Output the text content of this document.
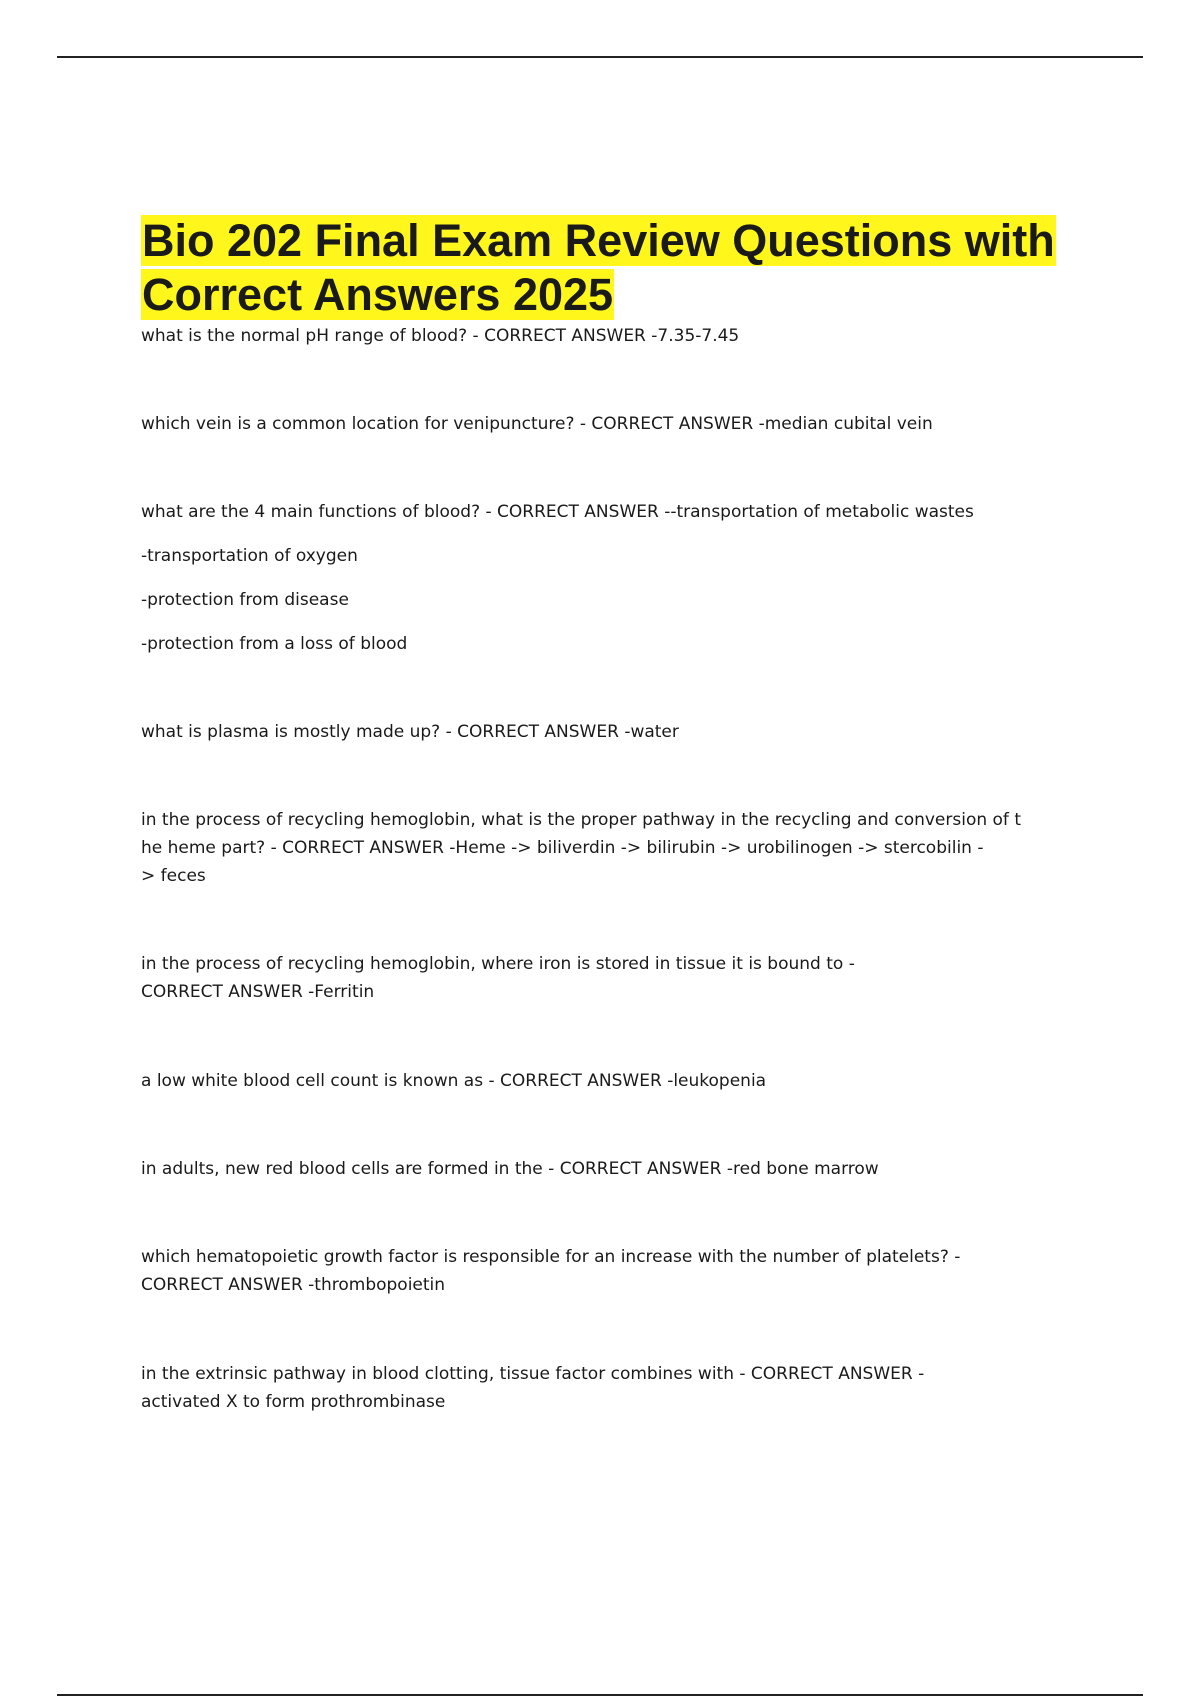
Bio 202 Final Exam Review Questions with Correct Answers 2025

what is the normal pH range of blood? - CORRECT ANSWER -7.35-7.45

which vein is a common location for venipuncture? - CORRECT ANSWER -median cubital vein

what are the 4 main functions of blood? - CORRECT ANSWER --transportation of metabolic wastes

-transportation of oxygen

-protection from disease

-protection from a loss of blood

what is plasma is mostly made up? - CORRECT ANSWER -water

in the process of recycling hemoglobin, what is the proper pathway in the recycling and conversion of t
he heme part? - CORRECT ANSWER -Heme -> biliverdin -> bilirubin -> urobilinogen -> stercobilin -
> feces

in the process of recycling hemoglobin, where iron is stored in tissue it is bound to -
CORRECT ANSWER -Ferritin

a low white blood cell count is known as - CORRECT ANSWER -leukopenia

in adults, new red blood cells are formed in the - CORRECT ANSWER -red bone marrow

which hematopoietic growth factor is responsible for an increase with the number of platelets? -
CORRECT ANSWER -thrombopoietin

in the extrinsic pathway in blood clotting, tissue factor combines with - CORRECT ANSWER -
activated X to form prothrombinase
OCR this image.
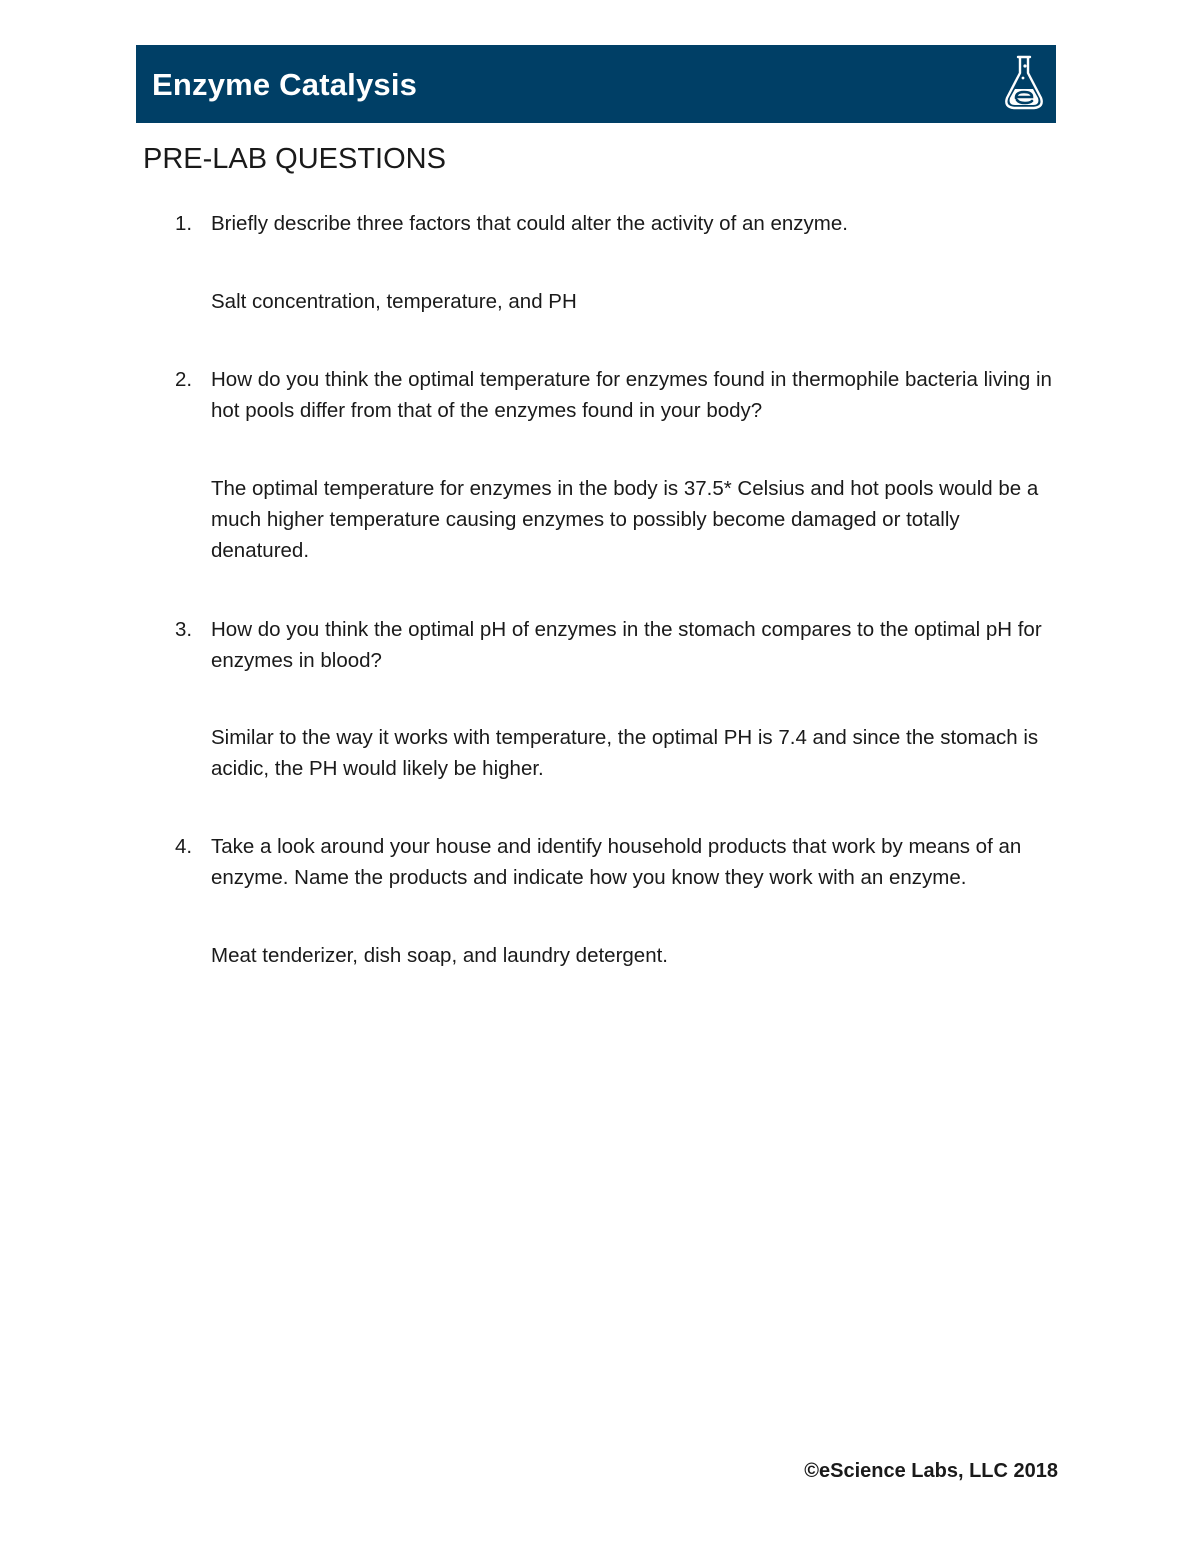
Enzyme Catalysis
PRE-LAB QUESTIONS
1. Briefly describe three factors that could alter the activity of an enzyme.

Salt concentration, temperature, and PH

2. How do you think the optimal temperature for enzymes found in thermophile bacteria living in hot pools differ from that of the enzymes found in your body?

The optimal temperature for enzymes in the body is 37.5* Celsius and hot pools would be a much higher temperature causing enzymes to possibly become damaged or totally denatured.

3. How do you think the optimal pH of enzymes in the stomach compares to the optimal pH for enzymes in blood?

Similar to the way it works with temperature, the optimal PH is 7.4 and since the stomach is acidic, the PH would likely be higher.

4. Take a look around your house and identify household products that work by means of an enzyme. Name the products and indicate how you know they work with an enzyme.

Meat tenderizer, dish soap, and laundry detergent.

©eScience Labs, LLC 2018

● ● ● ●

» **Aim of the exercise**:
Copy the material above in full and exactly, skipping pictures.

» **Answer space**:
Output the text content of this document.
Bio 202 Final Exam Review Questions with Correct Answers 2025

what is the normal pH range of blood? - CORRECT ANSWER -7.35-7.45

which vein is a common location for venipuncture? - CORRECT ANSWER -median cubital vein

what are the 4 main functions of blood? - CORRECT ANSWER --transportation of metabolic wastes

-transportation of oxygen

-protection from disease

-protection from a loss of blood

what is plasma is mostly made up? - CORRECT ANSWER -water

in the process of recycling hemoglobin, what is the proper pathway in the recycling and conversion of t
he heme part? - CORRECT ANSWER -Heme -> biliverdin -> bilirubin -> urobilinogen -> stercobilin -
> feces

in the process of recycling hemoglobin, where iron is stored in tissue it is bound to -
CORRECT ANSWER -Ferritin

a low white blood cell count is known as - CORRECT ANSWER -leukopenia

in adults, new red blood cells are formed in the - CORRECT ANSWER -red bone marrow

which hematopoietic growth factor is responsible for an increase with the number of platelets? -
CORRECT ANSWER -thrombopoietin

in the extrinsic pathway in blood clotting, tissue factor combines with - CORRECT ANSWER -
activated X to form prothrombinase
OCR this image.
Enzyme Catalysis
PRE-LAB QUESTIONS
1. Briefly describe three factors that could alter the activity of an enzyme.

Salt concentration, temperature, and PH

2. How do you think the optimal temperature for enzymes found in thermophile bacteria living in hot pools differ from that of the enzymes found in your body?

The optimal temperature for enzymes in the body is 37.5* Celsius and hot pools would be a much higher temperature causing enzymes to possibly become damaged or totally denatured.

3. How do you think the optimal pH of enzymes in the stomach compares to the optimal pH for enzymes in blood?

Similar to the way it works with temperature, the optimal PH is 7.4 and since the stomach is acidic, the PH would likely be higher.

4. Take a look around your house and identify household products that work by means of an enzyme. Name the products and indicate how you know they work with an enzyme.

Meat tenderizer, dish soap, and laundry detergent.

©eScience Labs, LLC 2018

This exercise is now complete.